Tally how many lines include "this". The number is the whole answer.

-------------------------

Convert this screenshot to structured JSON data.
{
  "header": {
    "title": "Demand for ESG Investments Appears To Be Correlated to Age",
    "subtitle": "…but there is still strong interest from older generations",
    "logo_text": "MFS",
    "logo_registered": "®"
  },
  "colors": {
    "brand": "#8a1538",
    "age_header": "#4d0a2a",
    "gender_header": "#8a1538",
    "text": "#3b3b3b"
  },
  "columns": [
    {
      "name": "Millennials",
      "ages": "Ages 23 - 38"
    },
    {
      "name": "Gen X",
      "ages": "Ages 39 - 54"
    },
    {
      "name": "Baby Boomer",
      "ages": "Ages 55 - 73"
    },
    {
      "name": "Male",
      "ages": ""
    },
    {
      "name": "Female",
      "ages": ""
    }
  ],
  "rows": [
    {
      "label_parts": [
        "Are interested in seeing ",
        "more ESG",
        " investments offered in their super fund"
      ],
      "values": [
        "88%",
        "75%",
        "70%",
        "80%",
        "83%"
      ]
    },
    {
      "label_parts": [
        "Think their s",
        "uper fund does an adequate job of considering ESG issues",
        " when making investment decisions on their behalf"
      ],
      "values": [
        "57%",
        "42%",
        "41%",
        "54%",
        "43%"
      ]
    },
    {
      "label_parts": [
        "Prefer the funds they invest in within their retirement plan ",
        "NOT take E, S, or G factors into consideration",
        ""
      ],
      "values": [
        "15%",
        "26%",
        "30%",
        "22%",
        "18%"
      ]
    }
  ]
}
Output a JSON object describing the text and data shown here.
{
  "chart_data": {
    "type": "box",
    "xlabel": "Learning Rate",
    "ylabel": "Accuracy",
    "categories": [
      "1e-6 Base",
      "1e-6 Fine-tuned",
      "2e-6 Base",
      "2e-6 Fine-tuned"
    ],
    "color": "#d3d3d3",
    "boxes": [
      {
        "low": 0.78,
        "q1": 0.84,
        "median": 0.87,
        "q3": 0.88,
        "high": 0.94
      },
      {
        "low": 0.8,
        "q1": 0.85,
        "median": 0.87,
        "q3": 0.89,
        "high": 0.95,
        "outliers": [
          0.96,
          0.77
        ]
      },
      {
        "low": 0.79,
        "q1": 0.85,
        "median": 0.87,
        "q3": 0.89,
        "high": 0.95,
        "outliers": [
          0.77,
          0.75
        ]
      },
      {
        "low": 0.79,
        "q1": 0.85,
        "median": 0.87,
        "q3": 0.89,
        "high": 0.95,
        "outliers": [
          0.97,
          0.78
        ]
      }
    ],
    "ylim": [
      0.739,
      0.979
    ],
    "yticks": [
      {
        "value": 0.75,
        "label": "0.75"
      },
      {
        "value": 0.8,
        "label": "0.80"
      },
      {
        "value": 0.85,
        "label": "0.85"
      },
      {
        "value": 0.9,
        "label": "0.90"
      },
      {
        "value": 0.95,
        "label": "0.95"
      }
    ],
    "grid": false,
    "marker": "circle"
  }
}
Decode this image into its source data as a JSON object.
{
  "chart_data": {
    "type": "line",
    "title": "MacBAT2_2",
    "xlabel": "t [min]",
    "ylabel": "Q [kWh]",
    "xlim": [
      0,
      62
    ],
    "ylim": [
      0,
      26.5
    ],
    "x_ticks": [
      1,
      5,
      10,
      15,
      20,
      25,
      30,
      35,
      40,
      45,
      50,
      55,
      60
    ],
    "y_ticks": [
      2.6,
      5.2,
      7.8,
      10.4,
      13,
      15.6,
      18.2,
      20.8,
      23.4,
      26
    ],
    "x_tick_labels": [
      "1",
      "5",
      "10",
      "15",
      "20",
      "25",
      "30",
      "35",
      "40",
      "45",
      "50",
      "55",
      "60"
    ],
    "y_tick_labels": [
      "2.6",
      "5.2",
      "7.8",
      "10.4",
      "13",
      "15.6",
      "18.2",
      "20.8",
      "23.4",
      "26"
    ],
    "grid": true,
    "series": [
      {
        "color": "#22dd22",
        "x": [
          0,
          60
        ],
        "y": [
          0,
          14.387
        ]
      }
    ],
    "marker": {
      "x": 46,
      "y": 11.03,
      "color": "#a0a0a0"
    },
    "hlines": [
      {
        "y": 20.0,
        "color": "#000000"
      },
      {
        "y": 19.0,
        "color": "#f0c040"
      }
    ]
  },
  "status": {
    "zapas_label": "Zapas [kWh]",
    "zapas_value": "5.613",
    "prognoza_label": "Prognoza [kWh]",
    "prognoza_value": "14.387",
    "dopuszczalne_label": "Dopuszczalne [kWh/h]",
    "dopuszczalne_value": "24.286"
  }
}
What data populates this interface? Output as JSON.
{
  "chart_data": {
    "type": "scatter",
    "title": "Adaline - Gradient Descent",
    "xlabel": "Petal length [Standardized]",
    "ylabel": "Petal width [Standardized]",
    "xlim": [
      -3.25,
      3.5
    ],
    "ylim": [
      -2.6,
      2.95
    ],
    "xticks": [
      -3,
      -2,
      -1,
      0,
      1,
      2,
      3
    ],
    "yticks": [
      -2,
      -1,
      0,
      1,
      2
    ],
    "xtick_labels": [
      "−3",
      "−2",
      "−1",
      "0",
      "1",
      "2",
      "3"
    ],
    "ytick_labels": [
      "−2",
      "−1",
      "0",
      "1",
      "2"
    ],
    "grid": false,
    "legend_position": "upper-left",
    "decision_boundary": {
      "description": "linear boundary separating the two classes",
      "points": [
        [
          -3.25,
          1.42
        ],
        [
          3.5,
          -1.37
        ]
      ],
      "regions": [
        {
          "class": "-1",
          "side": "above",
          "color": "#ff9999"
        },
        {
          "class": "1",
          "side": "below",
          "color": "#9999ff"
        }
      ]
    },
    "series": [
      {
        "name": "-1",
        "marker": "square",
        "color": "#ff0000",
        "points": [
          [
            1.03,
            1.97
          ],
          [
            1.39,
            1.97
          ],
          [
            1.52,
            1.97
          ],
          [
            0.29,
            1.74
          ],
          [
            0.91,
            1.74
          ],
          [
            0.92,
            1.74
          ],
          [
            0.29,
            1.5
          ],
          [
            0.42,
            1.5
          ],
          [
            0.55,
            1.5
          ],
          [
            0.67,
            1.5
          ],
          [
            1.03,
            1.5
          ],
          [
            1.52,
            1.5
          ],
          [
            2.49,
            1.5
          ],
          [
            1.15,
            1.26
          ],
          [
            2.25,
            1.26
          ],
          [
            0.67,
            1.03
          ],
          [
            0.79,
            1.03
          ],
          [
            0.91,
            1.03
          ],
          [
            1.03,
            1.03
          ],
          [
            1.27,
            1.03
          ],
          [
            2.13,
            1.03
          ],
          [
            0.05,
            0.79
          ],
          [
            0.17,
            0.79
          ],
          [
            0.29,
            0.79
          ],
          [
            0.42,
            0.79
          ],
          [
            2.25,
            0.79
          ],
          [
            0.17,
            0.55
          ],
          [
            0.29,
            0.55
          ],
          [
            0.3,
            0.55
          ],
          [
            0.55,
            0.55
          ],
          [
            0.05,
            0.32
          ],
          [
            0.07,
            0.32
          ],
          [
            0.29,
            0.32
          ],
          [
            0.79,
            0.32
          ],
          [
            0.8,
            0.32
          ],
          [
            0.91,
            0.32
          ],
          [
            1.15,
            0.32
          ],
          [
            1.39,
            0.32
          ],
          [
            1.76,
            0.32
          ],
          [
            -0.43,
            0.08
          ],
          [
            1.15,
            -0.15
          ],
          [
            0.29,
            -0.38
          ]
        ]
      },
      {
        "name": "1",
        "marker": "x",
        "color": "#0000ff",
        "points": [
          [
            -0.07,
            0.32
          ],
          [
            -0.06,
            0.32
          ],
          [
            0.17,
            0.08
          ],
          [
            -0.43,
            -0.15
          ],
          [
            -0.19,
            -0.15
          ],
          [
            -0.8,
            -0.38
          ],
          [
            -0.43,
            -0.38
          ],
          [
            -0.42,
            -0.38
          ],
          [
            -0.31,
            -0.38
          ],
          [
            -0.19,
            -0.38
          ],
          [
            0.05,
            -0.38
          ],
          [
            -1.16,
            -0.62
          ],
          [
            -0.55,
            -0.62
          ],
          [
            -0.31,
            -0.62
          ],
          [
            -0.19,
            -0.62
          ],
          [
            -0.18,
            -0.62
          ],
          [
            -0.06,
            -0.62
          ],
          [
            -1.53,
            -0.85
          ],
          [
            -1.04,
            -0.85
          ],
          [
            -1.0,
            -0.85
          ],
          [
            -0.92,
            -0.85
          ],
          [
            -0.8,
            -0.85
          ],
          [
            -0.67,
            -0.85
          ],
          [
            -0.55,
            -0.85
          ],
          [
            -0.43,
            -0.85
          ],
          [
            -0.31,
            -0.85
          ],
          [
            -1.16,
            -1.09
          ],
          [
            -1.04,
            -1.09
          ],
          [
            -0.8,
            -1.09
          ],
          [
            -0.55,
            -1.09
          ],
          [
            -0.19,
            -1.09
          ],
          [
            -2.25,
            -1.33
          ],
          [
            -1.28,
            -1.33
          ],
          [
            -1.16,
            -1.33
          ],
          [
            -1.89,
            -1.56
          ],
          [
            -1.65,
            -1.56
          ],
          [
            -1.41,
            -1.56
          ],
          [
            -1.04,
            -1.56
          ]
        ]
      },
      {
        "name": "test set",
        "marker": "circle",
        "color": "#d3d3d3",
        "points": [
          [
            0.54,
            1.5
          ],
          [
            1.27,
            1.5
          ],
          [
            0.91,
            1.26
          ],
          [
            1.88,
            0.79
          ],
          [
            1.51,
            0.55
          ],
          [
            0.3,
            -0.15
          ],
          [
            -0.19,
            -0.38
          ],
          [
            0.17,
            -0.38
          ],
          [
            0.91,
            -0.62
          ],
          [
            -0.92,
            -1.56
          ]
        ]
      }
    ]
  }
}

-------------------------

• _The reply_:
3